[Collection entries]
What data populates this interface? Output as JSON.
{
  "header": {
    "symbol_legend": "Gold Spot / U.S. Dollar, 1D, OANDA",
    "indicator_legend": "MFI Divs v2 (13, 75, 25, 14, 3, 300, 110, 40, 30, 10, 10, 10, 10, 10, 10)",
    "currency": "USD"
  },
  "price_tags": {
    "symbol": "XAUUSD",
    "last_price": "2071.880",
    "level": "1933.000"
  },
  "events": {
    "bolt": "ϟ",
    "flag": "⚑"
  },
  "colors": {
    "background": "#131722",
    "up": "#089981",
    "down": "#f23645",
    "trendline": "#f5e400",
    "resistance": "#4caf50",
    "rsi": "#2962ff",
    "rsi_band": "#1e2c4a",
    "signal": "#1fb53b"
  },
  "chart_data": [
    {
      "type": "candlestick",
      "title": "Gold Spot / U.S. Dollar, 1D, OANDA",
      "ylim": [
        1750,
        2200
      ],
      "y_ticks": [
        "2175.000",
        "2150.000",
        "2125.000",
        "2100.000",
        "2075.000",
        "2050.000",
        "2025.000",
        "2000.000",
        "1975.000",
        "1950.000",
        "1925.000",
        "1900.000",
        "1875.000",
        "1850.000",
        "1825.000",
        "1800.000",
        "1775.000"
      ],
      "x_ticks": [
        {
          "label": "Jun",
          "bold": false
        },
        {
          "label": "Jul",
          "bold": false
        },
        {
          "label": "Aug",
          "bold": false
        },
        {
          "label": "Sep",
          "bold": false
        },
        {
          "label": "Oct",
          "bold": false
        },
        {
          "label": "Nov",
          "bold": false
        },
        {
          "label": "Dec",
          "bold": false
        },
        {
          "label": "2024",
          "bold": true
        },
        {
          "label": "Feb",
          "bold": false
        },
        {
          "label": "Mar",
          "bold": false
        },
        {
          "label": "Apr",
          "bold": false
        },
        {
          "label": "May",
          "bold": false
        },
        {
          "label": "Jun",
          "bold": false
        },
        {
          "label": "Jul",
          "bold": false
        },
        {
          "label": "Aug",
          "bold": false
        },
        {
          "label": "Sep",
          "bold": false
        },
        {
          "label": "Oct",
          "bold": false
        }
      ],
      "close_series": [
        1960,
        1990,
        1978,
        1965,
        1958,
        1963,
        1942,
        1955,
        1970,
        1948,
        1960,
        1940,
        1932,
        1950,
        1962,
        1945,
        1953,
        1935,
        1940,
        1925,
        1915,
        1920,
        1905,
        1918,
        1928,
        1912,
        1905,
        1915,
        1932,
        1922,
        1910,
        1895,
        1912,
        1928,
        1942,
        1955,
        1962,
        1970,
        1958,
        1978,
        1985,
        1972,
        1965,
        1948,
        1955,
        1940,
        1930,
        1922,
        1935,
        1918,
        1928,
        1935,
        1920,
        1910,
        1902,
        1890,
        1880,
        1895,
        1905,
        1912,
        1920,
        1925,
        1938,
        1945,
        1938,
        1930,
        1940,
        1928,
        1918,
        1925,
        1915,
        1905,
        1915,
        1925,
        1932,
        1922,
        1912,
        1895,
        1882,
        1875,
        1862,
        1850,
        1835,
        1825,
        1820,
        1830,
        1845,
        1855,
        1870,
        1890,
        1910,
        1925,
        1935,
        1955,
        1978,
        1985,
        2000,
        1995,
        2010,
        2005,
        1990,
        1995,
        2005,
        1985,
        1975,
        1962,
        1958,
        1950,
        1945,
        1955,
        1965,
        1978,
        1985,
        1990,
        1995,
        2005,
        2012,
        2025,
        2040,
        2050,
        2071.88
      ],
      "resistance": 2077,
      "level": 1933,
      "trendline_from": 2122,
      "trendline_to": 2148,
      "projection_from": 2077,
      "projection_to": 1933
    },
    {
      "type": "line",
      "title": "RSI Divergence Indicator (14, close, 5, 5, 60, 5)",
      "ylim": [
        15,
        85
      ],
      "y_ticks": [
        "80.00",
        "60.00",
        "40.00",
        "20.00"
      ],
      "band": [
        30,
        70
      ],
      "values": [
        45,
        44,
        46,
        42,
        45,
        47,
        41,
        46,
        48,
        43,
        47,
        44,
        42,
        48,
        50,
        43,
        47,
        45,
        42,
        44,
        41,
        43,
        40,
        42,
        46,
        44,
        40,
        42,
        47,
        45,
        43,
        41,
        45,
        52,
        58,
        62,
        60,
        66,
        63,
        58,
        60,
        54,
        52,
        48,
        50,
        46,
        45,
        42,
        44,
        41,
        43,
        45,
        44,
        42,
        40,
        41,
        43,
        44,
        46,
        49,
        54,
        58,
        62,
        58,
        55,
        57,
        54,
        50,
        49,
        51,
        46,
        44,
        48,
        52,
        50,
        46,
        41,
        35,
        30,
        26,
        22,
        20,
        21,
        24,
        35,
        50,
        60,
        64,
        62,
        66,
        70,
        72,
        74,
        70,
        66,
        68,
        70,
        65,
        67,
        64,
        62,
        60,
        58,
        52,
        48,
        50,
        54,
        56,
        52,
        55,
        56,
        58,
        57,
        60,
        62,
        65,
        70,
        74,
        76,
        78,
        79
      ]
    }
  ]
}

### WRITTEN REQUEST
Write down every line of the data exactly as it appears above.

### EXERCISE SOLUTION
What data populates this interface? Output as JSON.
{
  "header": {
    "symbol_legend": "Gold Spot / U.S. Dollar, 1D, OANDA",
    "indicator_legend": "MFI Divs v2 (13, 75, 25, 14, 3, 300, 110, 40, 30, 10, 10, 10, 10, 10, 10)",
    "currency": "USD"
  },
  "price_tags": {
    "symbol": "XAUUSD",
    "last_price": "2071.880",
    "level": "1933.000"
  },
  "events": {
    "bolt": "ϟ",
    "flag": "⚑"
  },
  "colors": {
    "background": "#131722",
    "up": "#089981",
    "down": "#f23645",
    "trendline": "#f5e400",
    "resistance": "#4caf50",
    "rsi": "#2962ff",
    "rsi_band": "#1e2c4a",
    "signal": "#1fb53b"
  },
  "chart_data": [
    {
      "type": "candlestick",
      "title": "Gold Spot / U.S. Dollar, 1D, OANDA",
      "ylim": [
        1750,
        2200
      ],
      "y_ticks": [
        "2175.000",
        "2150.000",
        "2125.000",
        "2100.000",
        "2075.000",
        "2050.000",
        "2025.000",
        "2000.000",
        "1975.000",
        "1950.000",
        "1925.000",
        "1900.000",
        "1875.000",
        "1850.000",
        "1825.000",
        "1800.000",
        "1775.000"
      ],
      "x_ticks": [
        {
          "label": "Jun",
          "bold": false
        },
        {
          "label": "Jul",
          "bold": false
        },
        {
          "label": "Aug",
          "bold": false
        },
        {
          "label": "Sep",
          "bold": false
        },
        {
          "label": "Oct",
          "bold": false
        },
        {
          "label": "Nov",
          "bold": false
        },
        {
          "label": "Dec",
          "bold": false
        },
        {
          "label": "2024",
          "bold": true
        },
        {
          "label": "Feb",
          "bold": false
        },
        {
          "label": "Mar",
          "bold": false
        },
        {
          "label": "Apr",
          "bold": false
        },
        {
          "label": "May",
          "bold": false
        },
        {
          "label": "Jun",
          "bold": false
        },
        {
          "label": "Jul",
          "bold": false
        },
        {
          "label": "Aug",
          "bold": false
        },
        {
          "label": "Sep",
          "bold": false
        },
        {
          "label": "Oct",
          "bold": false
        }
      ],
      "close_series": [
        1960,
        1990,
        1978,
        1965,
        1958,
        1963,
        1942,
        1955,
        1970,
        1948,
        1960,
        1940,
        1932,
        1950,
        1962,
        1945,
        1953,
        1935,
        1940,
        1925,
        1915,
        1920,
        1905,
        1918,
        1928,
        1912,
        1905,
        1915,
        1932,
        1922,
        1910,
        1895,
        1912,
        1928,
        1942,
        1955,
        1962,
        1970,
        1958,
        1978,
        1985,
        1972,
        1965,
        1948,
        1955,
        1940,
        1930,
        1922,
        1935,
        1918,
        1928,
        1935,
        1920,
        1910,
        1902,
        1890,
        1880,
        1895,
        1905,
        1912,
        1920,
        1925,
        1938,
        1945,
        1938,
        1930,
        1940,
        1928,
        1918,
        1925,
        1915,
        1905,
        1915,
        1925,
        1932,
        1922,
        1912,
        1895,
        1882,
        1875,
        1862,
        1850,
        1835,
        1825,
        1820,
        1830,
        1845,
        1855,
        1870,
        1890,
        1910,
        1925,
        1935,
        1955,
        1978,
        1985,
        2000,
        1995,
        2010,
        2005,
        1990,
        1995,
        2005,
        1985,
        1975,
        1962,
        1958,
        1950,
        1945,
        1955,
        1965,
        1978,
        1985,
        1990,
        1995,
        2005,
        2012,
        2025,
        2040,
        2050,
        2071.88
      ],
      "resistance": 2077,
      "level": 1933,
      "trendline_from": 2122,
      "trendline_to": 2148,
      "projection_from": 2077,
      "projection_to": 1933
    },
    {
      "type": "line",
      "title": "RSI Divergence Indicator (14, close, 5, 5, 60, 5)",
      "ylim": [
        15,
        85
      ],
      "y_ticks": [
        "80.00",
        "60.00",
        "40.00",
        "20.00"
      ],
      "band": [
        30,
        70
      ],
      "values": [
        45,
        44,
        46,
        42,
        45,
        47,
        41,
        46,
        48,
        43,
        47,
        44,
        42,
        48,
        50,
        43,
        47,
        45,
        42,
        44,
        41,
        43,
        40,
        42,
        46,
        44,
        40,
        42,
        47,
        45,
        43,
        41,
        45,
        52,
        58,
        62,
        60,
        66,
        63,
        58,
        60,
        54,
        52,
        48,
        50,
        46,
        45,
        42,
        44,
        41,
        43,
        45,
        44,
        42,
        40,
        41,
        43,
        44,
        46,
        49,
        54,
        58,
        62,
        58,
        55,
        57,
        54,
        50,
        49,
        51,
        46,
        44,
        48,
        52,
        50,
        46,
        41,
        35,
        30,
        26,
        22,
        20,
        21,
        24,
        35,
        50,
        60,
        64,
        62,
        66,
        70,
        72,
        74,
        70,
        66,
        68,
        70,
        65,
        67,
        64,
        62,
        60,
        58,
        52,
        48,
        50,
        54,
        56,
        52,
        55,
        56,
        58,
        57,
        60,
        62,
        65,
        70,
        74,
        76,
        78,
        79
      ]
    }
  ]
}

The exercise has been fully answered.